SUPPLIED DATA ::

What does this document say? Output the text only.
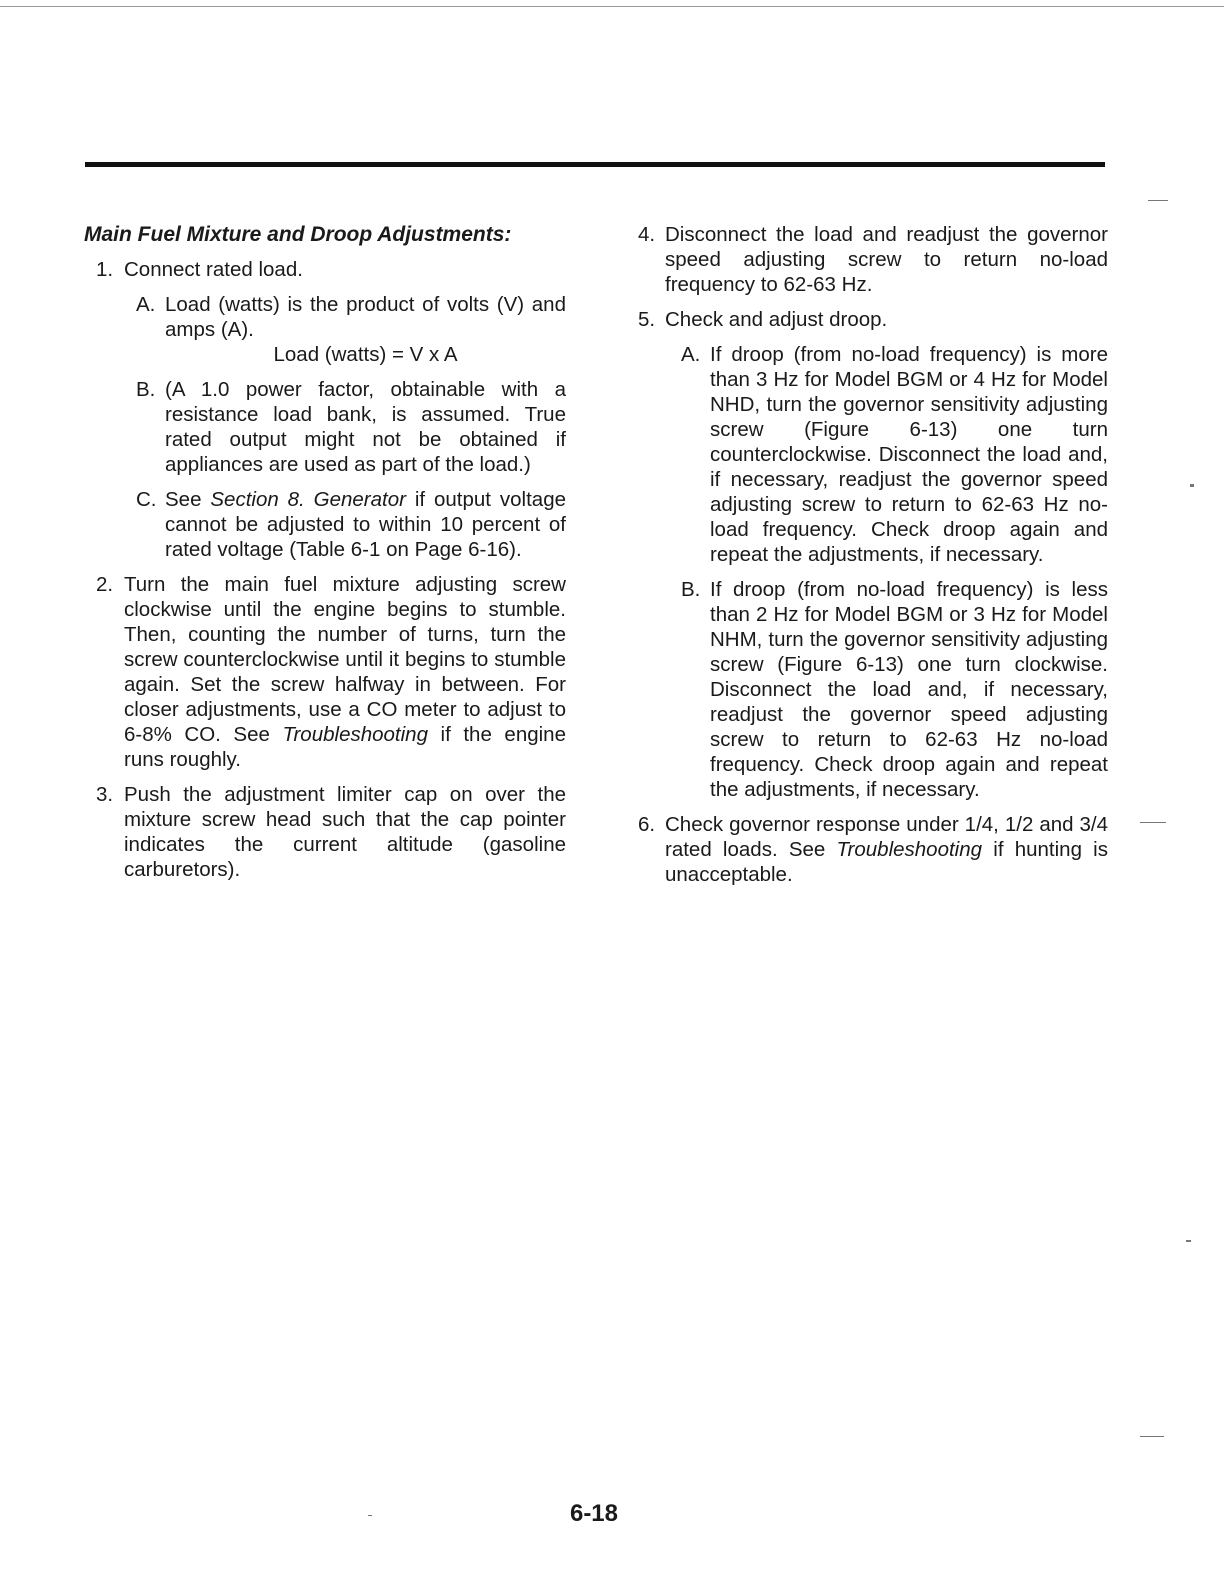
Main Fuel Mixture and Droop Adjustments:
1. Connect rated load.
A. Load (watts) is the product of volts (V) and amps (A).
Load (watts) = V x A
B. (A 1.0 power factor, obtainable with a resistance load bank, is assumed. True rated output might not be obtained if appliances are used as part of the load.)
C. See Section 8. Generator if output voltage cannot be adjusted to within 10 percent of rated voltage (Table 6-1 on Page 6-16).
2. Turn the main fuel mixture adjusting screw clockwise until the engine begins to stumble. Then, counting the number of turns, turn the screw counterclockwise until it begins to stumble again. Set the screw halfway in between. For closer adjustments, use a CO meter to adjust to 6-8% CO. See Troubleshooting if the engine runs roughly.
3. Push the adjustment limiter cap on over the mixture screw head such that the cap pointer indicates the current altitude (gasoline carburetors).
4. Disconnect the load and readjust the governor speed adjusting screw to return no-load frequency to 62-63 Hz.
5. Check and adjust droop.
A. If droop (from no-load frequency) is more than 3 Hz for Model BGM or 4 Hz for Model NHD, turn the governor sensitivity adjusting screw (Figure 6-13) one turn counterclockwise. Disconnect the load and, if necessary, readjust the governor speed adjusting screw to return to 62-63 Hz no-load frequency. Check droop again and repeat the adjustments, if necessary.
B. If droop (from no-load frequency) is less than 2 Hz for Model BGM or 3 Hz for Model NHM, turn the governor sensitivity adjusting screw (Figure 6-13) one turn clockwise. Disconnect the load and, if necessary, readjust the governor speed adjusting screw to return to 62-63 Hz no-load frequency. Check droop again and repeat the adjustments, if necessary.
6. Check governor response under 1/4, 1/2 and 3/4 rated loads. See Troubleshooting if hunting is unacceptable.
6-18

* * *

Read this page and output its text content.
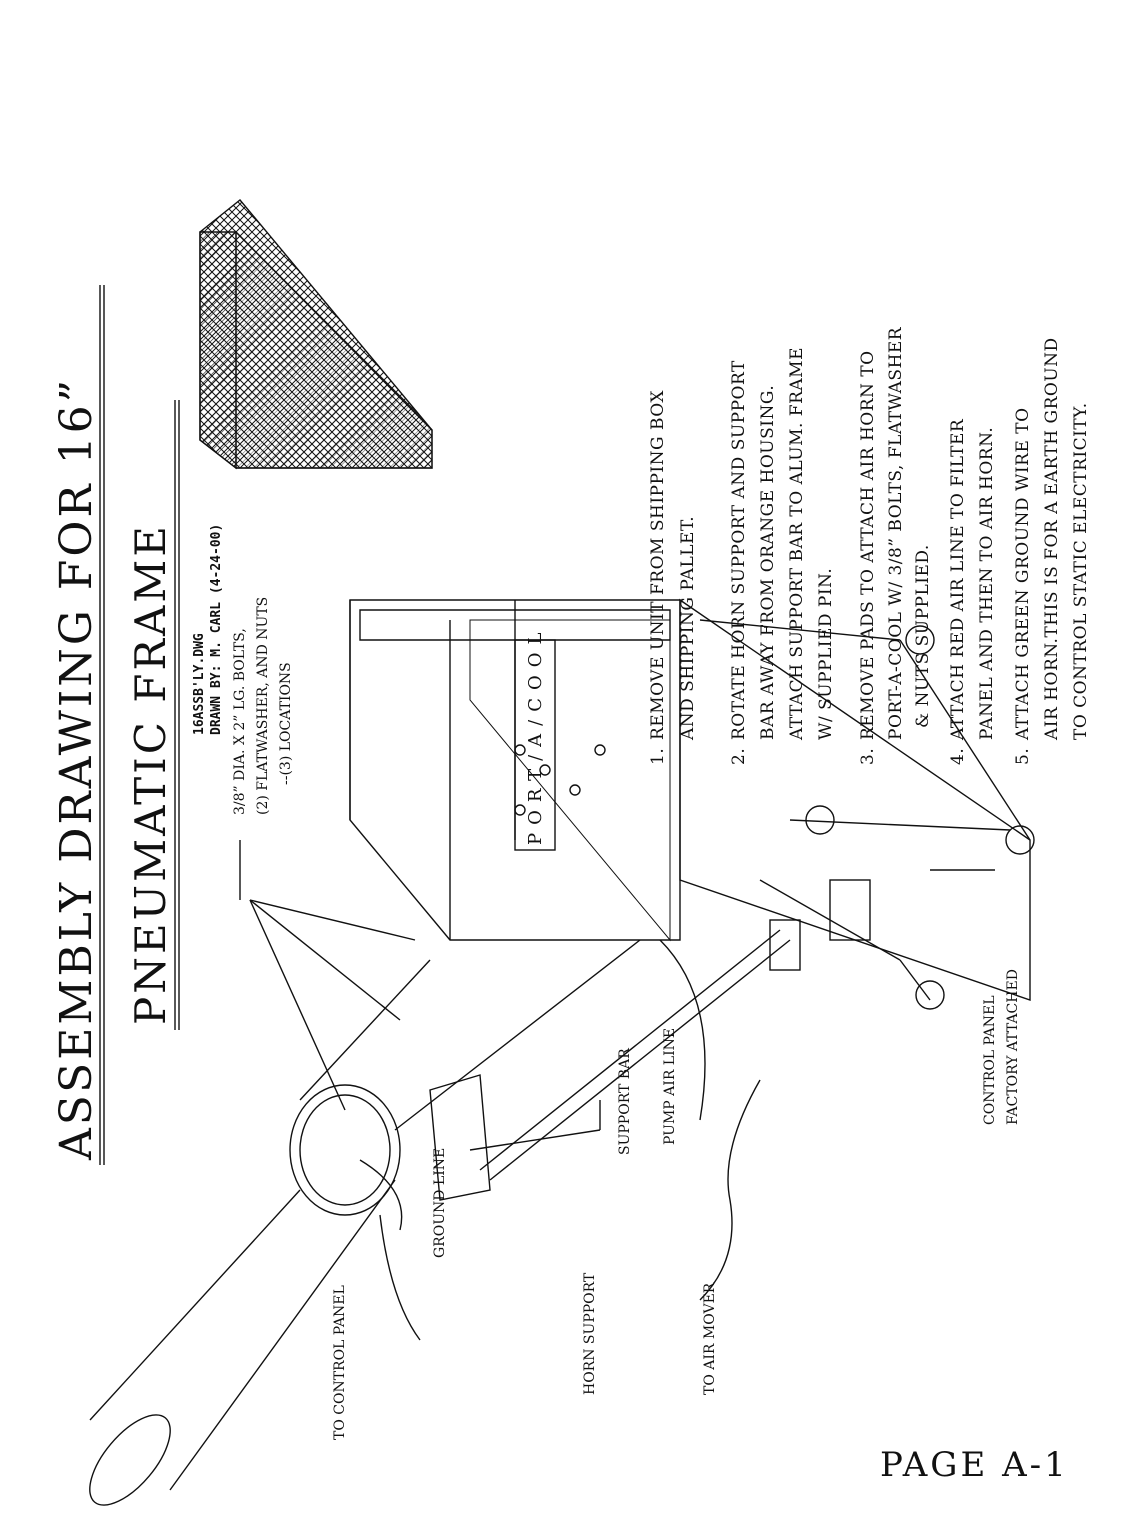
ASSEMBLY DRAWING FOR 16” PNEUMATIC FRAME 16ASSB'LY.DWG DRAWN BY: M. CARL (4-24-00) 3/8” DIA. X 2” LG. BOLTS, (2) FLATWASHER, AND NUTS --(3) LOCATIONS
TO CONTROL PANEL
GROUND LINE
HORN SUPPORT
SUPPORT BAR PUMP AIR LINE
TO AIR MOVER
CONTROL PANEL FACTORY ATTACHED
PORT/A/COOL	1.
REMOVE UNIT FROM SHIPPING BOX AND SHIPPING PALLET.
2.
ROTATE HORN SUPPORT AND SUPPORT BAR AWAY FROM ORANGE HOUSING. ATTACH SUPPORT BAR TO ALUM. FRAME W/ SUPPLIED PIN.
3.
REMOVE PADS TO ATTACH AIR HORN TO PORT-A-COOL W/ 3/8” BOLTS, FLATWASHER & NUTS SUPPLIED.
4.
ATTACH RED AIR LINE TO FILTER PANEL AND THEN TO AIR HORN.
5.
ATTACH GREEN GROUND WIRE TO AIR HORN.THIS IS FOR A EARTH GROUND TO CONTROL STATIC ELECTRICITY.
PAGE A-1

--

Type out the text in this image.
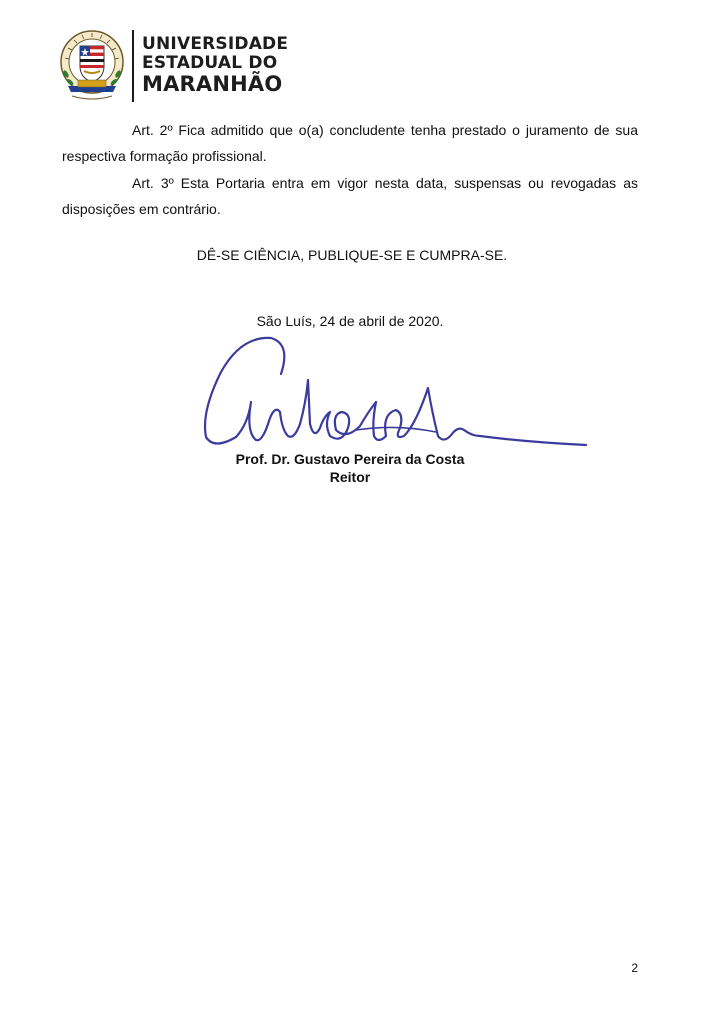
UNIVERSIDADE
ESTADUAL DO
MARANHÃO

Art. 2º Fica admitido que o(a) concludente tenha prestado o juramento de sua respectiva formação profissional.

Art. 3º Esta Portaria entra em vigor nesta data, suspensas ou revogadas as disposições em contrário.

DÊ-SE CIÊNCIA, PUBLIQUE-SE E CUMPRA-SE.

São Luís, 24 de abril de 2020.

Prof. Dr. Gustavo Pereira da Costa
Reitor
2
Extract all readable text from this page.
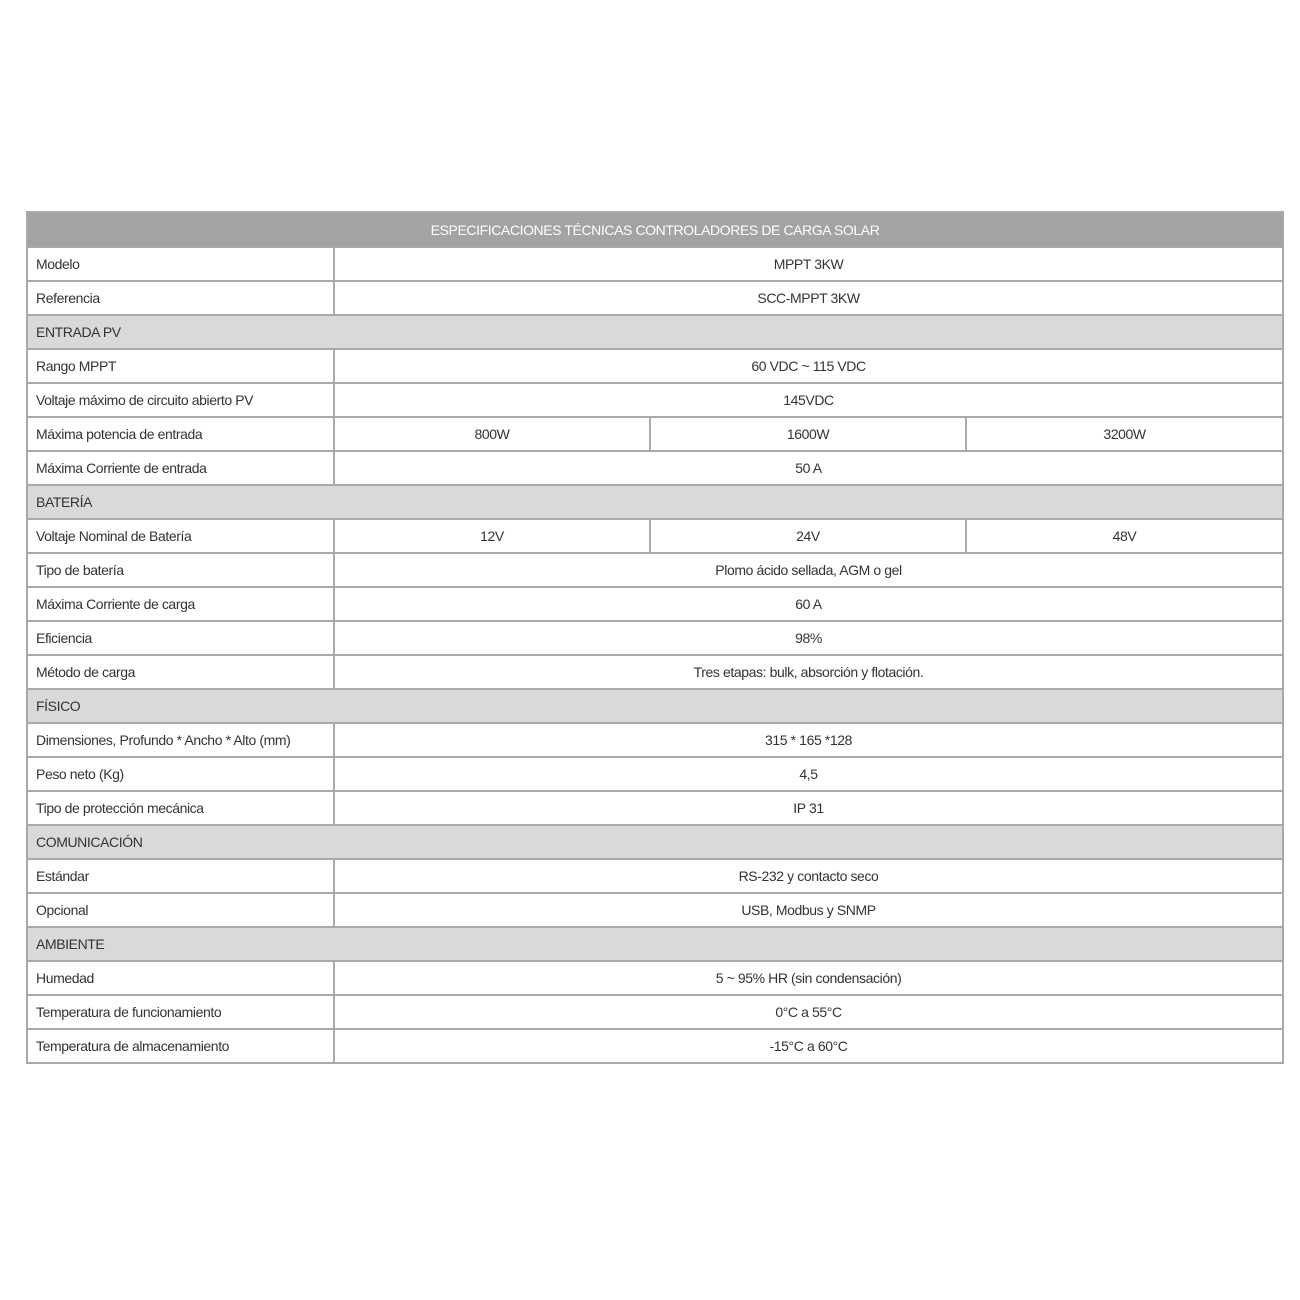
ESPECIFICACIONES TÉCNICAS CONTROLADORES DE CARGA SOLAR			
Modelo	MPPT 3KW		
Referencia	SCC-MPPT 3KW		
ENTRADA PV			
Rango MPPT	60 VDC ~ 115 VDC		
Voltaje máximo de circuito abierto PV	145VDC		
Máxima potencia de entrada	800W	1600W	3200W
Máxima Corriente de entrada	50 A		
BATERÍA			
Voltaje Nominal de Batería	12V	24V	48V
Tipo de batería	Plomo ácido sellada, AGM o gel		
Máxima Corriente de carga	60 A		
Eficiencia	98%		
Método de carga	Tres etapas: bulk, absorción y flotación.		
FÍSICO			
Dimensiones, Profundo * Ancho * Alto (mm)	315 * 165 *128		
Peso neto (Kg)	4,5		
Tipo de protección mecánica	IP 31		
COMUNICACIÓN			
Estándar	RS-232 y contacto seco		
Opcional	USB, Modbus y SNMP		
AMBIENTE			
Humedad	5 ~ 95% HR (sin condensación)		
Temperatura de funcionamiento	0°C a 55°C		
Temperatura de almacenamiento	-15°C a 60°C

EXERCISE :: Each line of the material that holds the string "FLATWASHER" counts once; give the total alone.

COMPLETE ANSWER :: 2